- **What to work on**:
[A] Copy the passage from the news excerpt about Nigeria's lawsuit over the Malabu oil license, from "The suit, filed" up to and including "ongoing criminal trial in Milan.".
[B] According to the news excerpt about Nigeria's lawsuit over the Malabu oil license, on what day and in what city was the suit filed?
[C] Continue the news excerpt about Nigeria's lawsuit over the Malabu oil license from the point where it stops.

The suit, filed Wednesday in London, alleges that money the companies paid to acquire an oil exploration license in the Gulf of Guinea was diverted to bribes and kickbacks, the Nigerian government said in a press release. The transaction is already the subject of a separate, ongoing criminal trial in Milan.

Bloomberg reports that the Nigerian government claimed the behaviour of Shell and Eni was responsible for Nigerian government officials use of the $1.1 billion paid for the acquisition of the oil bloc for personal enrichment.

The controversial Malabu oil bloc license is also a subject of litigation in a Milan court where the federal government sued JP Morgan Chase for more than $875 million, accusing it of negligence in transferring funds from a disputed 2011 oilfield deal to a company controlled by the country’s former oil minister.

At the core of the case is a $1.3 billion payment from Shell and Eni to secure the block that the lawsuit says was deposited into a Nigerian government escrow account managed by JP Morgan.

The lawsuit said JP Morgan then received a request from finance ministry workers to transfer more than $800 million of the funds to accounts controlled by the previous operator of the block, Malabu Oil and Gas, itself controlled by former oil minister Dan Etete.

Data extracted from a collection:
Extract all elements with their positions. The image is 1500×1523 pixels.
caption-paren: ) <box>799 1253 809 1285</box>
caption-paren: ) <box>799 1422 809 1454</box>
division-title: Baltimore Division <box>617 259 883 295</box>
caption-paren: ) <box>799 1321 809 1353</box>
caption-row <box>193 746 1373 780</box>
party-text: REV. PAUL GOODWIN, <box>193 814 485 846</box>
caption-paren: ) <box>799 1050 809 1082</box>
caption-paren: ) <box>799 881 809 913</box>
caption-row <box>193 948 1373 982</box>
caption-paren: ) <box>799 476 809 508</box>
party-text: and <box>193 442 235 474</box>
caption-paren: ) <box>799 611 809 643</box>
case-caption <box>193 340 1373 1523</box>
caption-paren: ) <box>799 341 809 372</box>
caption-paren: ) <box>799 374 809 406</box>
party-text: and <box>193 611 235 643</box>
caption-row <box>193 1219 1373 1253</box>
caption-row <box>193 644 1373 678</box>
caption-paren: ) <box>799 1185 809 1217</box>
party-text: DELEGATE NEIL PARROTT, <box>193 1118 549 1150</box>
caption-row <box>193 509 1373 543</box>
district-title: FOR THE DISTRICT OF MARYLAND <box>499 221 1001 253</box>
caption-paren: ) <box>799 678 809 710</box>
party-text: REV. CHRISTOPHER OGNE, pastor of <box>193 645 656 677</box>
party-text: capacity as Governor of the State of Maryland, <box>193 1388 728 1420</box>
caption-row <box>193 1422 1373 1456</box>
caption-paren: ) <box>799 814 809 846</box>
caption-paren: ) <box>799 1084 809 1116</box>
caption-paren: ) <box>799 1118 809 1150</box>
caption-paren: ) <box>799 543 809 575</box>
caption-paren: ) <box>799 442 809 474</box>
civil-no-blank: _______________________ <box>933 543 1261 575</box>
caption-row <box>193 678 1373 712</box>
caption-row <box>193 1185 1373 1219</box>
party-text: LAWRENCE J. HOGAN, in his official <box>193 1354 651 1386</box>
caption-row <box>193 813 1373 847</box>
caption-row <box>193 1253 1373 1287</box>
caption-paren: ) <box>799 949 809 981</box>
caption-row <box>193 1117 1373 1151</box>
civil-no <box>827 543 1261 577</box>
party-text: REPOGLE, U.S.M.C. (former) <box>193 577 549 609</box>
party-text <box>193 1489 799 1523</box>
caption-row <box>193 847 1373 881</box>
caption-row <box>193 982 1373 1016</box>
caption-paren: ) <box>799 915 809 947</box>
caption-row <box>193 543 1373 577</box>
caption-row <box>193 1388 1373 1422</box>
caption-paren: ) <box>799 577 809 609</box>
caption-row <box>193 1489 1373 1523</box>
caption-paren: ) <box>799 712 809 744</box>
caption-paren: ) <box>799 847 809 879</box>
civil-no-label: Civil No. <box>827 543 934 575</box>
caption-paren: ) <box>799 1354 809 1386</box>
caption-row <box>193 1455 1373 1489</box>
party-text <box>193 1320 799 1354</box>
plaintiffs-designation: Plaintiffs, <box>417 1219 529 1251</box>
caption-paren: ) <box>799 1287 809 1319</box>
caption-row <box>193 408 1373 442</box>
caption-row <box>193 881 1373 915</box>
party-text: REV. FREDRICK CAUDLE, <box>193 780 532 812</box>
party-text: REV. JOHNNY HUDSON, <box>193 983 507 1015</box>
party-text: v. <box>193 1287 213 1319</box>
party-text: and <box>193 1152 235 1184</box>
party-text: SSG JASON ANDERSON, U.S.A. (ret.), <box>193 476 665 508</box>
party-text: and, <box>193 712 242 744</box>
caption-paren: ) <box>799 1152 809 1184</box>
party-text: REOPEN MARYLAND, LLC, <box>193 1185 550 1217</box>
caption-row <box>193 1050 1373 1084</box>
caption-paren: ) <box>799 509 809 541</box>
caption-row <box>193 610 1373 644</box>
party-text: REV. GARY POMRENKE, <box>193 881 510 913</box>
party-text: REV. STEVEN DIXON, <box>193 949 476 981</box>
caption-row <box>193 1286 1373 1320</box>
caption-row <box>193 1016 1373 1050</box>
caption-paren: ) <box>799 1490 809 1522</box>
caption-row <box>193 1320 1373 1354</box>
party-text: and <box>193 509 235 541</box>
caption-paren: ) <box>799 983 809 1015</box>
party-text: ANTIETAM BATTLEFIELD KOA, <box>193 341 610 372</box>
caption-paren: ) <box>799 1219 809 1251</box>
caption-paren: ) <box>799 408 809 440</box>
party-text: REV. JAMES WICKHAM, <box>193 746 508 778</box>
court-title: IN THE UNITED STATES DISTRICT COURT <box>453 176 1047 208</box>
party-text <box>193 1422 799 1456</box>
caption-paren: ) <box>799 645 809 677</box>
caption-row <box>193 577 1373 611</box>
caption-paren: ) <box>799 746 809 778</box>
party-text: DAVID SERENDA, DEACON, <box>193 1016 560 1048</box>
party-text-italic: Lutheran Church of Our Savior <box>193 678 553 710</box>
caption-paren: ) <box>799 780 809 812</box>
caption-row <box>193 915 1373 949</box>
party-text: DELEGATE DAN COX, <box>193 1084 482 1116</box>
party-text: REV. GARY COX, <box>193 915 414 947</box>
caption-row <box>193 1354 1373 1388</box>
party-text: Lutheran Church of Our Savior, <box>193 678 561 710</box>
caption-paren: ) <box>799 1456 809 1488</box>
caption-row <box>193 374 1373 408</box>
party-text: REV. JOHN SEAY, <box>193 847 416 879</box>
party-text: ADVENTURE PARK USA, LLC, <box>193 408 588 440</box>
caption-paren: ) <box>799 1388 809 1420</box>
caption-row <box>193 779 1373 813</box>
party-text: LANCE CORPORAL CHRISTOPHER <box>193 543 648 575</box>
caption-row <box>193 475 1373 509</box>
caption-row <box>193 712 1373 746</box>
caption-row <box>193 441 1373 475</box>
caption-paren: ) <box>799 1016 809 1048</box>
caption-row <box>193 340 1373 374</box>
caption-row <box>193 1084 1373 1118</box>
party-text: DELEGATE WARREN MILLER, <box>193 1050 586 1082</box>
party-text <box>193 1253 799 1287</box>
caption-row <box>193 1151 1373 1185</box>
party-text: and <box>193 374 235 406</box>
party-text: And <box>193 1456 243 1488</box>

* * *

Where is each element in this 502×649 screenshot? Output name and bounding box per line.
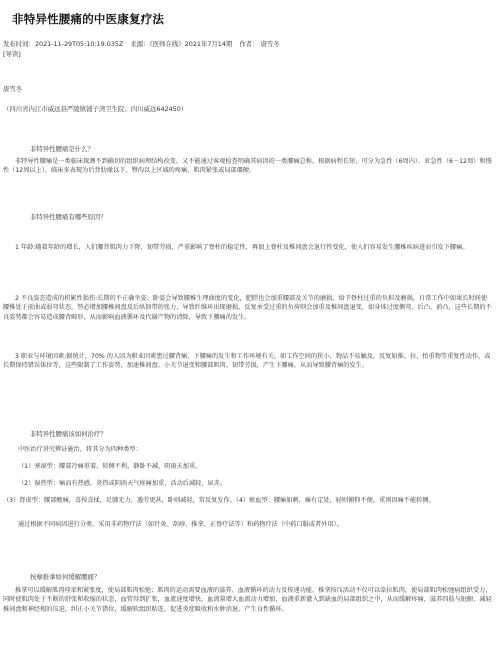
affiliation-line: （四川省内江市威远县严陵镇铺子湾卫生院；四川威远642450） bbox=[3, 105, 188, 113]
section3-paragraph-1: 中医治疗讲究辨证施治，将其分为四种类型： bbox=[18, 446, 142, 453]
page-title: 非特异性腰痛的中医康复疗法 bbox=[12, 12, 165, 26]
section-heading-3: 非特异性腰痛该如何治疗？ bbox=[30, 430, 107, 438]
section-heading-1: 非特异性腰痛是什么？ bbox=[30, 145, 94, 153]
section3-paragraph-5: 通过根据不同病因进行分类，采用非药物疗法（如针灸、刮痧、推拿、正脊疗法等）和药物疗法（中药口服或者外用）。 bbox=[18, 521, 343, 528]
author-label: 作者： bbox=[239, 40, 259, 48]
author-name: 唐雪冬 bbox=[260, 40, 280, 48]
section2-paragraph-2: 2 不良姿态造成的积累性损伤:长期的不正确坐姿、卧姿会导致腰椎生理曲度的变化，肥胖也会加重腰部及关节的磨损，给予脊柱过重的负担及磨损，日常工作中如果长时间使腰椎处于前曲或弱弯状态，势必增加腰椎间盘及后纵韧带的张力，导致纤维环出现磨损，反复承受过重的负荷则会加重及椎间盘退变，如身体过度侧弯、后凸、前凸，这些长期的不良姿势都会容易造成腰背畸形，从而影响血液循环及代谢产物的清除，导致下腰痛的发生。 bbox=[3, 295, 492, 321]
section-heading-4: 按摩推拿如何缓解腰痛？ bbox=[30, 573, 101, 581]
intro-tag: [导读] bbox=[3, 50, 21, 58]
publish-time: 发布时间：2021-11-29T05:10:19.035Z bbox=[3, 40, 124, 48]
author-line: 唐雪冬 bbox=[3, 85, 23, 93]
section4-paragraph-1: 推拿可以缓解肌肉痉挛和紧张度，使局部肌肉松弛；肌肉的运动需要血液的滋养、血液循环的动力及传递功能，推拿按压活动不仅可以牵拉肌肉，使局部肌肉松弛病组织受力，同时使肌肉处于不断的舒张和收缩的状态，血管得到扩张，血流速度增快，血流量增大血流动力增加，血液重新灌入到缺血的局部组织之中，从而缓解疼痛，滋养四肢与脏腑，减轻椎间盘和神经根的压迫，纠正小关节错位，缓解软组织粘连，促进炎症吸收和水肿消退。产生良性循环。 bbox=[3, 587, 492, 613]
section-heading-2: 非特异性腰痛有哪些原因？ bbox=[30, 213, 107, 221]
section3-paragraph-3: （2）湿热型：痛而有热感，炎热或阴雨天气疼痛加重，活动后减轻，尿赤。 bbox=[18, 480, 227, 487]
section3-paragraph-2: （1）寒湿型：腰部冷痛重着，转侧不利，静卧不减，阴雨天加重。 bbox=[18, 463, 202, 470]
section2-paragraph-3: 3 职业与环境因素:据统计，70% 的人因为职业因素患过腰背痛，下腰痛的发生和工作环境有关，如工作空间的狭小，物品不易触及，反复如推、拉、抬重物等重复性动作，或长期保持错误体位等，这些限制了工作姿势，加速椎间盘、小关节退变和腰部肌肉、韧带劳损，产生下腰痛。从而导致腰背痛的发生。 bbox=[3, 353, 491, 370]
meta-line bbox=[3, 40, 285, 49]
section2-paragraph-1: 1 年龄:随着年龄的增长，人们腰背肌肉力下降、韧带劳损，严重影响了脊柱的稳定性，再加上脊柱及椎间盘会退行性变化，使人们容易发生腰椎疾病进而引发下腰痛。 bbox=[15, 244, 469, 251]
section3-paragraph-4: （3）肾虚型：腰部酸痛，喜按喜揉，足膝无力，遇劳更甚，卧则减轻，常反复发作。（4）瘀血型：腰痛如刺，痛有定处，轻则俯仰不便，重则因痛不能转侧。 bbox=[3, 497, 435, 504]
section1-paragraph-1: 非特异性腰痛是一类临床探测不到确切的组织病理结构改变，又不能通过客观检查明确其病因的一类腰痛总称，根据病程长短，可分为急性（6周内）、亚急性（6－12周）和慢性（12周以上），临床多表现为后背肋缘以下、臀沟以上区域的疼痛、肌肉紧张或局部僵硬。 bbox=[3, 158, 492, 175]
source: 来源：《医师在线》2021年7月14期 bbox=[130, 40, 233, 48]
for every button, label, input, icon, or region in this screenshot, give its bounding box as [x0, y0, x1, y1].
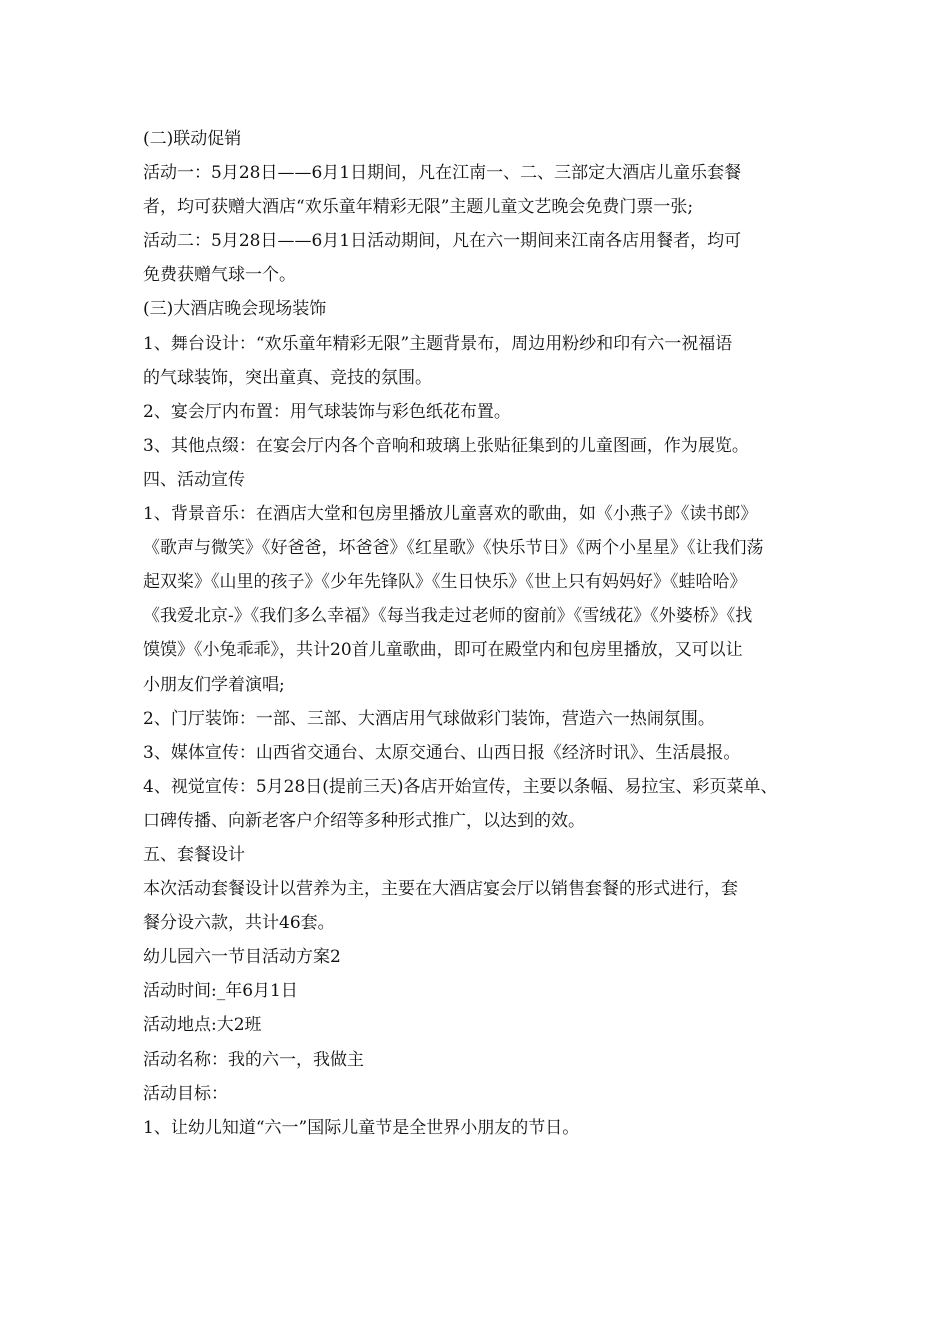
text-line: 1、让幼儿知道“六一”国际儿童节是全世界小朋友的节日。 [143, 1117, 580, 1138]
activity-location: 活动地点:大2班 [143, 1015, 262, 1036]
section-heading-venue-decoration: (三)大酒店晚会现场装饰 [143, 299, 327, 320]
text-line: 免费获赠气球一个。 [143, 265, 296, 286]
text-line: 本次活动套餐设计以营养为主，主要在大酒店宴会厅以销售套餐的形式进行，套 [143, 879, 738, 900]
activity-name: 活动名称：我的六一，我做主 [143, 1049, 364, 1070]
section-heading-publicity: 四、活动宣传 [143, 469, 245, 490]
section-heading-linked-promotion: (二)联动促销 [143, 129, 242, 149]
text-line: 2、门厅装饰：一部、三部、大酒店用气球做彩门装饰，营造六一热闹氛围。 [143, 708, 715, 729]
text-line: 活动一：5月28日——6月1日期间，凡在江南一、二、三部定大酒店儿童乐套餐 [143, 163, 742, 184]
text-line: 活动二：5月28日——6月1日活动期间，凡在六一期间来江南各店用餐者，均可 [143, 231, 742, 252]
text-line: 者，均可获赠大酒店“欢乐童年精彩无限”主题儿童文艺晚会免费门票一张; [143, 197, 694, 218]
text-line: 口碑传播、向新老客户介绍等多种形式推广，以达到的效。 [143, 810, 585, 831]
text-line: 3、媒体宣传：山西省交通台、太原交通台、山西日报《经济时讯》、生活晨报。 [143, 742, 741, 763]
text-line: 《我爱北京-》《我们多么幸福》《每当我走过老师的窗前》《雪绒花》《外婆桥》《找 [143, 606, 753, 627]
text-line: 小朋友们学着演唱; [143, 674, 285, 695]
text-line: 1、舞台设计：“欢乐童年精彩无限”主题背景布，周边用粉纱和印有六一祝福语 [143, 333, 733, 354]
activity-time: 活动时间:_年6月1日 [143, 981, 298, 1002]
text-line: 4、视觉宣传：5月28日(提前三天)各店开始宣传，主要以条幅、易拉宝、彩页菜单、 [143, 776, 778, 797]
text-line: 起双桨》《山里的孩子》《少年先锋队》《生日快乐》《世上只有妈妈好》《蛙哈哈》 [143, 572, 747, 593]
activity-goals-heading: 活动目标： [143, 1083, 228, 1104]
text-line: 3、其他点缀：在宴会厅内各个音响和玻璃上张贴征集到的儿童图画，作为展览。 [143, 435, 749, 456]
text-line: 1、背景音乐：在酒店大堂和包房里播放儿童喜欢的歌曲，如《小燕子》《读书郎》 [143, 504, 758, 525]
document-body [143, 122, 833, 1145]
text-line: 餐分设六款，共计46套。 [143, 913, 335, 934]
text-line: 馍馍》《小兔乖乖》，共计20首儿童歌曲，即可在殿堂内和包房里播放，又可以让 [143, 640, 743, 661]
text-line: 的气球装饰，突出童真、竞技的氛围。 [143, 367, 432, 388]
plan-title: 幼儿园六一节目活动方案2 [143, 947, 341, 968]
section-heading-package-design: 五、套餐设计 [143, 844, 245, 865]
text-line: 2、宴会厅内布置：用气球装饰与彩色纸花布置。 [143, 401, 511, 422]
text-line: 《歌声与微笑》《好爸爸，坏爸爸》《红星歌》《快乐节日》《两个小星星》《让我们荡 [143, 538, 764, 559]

- **Results of the tasks**:
[A]
The suit, filed Wednesday in London, alleges that money the companies paid to acquire an oil exploration license in the Gulf of Guinea was diverted to bribes and kickbacks, the Nigerian government said in a press release. The transaction is already the subject of a separate, ongoing criminal trial in Milan.

[B] On Wednesday, in London.

[C]
The lawsuit said that JP Morgan then transferred the funds to two accounts controlled by Etete, without sufficient due diligence to make sure the money did not leave accounts controlled by the Nigerian government.

The filing seen by Reuters was made in London in November on behalf of the Federal Republic of Nigeria, and says that JP Morgan acted with gross negligence by allowing the transfer of the money without further checks.

It said JP Morgan should have known that, under Nigerian law, the money should never have been transferred to an outside company.

“If the defendant acted with reasonable care and skill and/or conducted reasonable due diligence it would or should have known or at least suspected … that it was being asked to transfer funds to third parties who were seeking to misappropriate the funds from the claimant and/or that there was a significant risk that this was the case,” the filing said.

Late last year, a Milan judge ruled that Shell and Eni must stand trial in Italy, where Eni is headquartered, for a separate legal case in which Milan prosecutors allege bribes were paid to Etete and others as part of the same oilfield deal, including sums that went to Etete’s Malabu.

Both Eni and Shell have repeatedly denied any wrongdoing in relation to that case. Malabu has never commented on the case and Reuters has not been able to contact it.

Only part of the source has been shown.